Requirements: Output nothing but the number of lines that include the word "STORIE".

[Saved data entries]
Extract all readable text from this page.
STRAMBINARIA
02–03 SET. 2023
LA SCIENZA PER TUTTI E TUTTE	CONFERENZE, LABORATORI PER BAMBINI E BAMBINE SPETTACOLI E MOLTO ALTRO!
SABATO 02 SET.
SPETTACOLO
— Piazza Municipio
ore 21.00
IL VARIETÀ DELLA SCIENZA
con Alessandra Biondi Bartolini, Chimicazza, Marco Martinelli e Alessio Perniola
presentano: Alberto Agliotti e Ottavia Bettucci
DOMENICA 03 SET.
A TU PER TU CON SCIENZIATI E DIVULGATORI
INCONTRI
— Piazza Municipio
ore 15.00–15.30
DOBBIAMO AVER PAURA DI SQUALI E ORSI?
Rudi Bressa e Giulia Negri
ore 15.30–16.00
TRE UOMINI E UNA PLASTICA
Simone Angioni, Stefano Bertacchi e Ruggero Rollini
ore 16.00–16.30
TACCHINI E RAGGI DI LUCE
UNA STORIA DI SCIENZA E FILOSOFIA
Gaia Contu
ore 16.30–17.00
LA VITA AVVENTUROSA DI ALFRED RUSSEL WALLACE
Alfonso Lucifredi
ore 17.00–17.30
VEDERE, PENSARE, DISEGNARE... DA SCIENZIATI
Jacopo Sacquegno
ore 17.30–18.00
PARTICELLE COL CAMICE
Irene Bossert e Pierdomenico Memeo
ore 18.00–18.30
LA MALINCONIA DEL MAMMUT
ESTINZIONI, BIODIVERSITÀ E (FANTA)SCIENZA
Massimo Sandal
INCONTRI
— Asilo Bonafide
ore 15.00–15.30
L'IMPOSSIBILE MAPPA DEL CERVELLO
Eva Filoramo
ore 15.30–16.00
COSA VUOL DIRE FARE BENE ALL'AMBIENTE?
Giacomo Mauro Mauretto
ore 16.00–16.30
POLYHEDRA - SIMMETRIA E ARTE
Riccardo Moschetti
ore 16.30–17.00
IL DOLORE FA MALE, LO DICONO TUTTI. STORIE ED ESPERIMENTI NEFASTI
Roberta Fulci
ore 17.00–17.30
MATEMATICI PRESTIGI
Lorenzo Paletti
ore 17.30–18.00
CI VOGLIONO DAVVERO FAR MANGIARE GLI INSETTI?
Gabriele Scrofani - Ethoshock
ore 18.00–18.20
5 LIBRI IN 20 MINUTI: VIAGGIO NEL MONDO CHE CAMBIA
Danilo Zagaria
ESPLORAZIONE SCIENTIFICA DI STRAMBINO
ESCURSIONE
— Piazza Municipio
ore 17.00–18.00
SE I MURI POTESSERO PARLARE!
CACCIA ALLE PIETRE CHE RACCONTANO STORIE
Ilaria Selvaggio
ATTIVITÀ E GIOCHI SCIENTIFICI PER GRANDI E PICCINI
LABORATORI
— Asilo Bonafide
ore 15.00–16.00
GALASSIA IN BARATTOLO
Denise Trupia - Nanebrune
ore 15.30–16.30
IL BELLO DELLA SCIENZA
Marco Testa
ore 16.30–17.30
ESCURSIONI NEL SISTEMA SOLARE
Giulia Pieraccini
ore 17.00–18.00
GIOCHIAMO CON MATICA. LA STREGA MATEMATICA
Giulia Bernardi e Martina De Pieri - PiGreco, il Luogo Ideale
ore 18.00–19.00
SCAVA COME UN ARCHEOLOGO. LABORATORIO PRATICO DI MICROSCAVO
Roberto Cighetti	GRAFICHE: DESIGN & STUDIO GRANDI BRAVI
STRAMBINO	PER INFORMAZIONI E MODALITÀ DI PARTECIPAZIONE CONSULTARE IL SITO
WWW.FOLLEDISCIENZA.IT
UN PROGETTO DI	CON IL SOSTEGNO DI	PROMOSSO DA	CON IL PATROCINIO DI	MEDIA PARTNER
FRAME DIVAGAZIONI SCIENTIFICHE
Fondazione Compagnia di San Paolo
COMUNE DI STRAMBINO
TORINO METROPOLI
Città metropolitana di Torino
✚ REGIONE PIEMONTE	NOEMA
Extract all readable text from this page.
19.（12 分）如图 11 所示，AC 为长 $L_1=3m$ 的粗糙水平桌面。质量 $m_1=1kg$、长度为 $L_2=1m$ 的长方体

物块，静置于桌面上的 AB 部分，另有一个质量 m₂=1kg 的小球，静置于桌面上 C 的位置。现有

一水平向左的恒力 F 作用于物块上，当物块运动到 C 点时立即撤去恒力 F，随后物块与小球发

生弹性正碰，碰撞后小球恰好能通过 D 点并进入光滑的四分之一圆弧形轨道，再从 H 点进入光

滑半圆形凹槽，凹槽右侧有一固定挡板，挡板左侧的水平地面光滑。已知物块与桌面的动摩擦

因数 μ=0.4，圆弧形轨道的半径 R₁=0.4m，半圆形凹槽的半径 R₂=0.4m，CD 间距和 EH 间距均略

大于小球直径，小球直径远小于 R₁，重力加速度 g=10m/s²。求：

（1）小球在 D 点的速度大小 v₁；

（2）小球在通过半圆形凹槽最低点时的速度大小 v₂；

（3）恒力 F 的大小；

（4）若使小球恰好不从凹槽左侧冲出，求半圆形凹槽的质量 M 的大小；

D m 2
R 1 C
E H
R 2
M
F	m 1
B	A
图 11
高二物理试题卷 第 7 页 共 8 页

Correct result: 2